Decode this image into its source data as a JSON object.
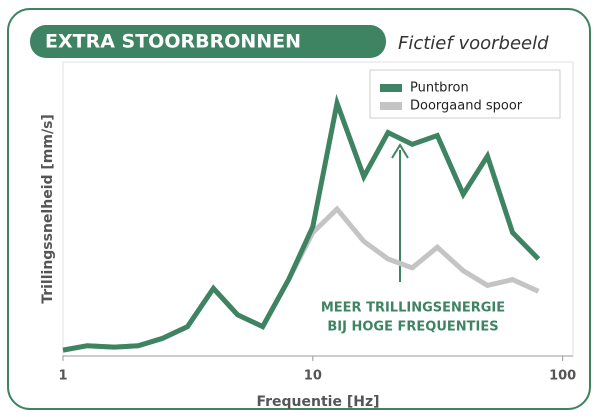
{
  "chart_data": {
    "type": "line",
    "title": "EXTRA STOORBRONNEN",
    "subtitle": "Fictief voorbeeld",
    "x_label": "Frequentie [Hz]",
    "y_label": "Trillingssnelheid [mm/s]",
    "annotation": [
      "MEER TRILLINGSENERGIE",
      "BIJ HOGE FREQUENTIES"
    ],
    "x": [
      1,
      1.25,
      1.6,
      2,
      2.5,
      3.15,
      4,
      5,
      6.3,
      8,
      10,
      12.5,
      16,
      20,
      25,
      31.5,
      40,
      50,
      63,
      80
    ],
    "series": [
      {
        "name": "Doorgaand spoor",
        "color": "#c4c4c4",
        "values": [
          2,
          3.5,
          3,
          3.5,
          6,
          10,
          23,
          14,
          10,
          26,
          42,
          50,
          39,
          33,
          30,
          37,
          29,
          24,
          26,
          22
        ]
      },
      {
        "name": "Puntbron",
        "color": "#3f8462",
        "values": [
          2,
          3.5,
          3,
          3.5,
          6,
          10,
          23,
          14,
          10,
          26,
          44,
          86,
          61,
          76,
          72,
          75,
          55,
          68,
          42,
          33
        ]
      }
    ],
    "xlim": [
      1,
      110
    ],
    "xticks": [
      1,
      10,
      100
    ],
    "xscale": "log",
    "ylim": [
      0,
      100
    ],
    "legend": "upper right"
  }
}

- [PROMPT] Extract from the material all lines containing the string "name".

- [ANSWER TO THE EXERCISE]
        "name": "Doorgaand spoor",
        "name": "Puntbron",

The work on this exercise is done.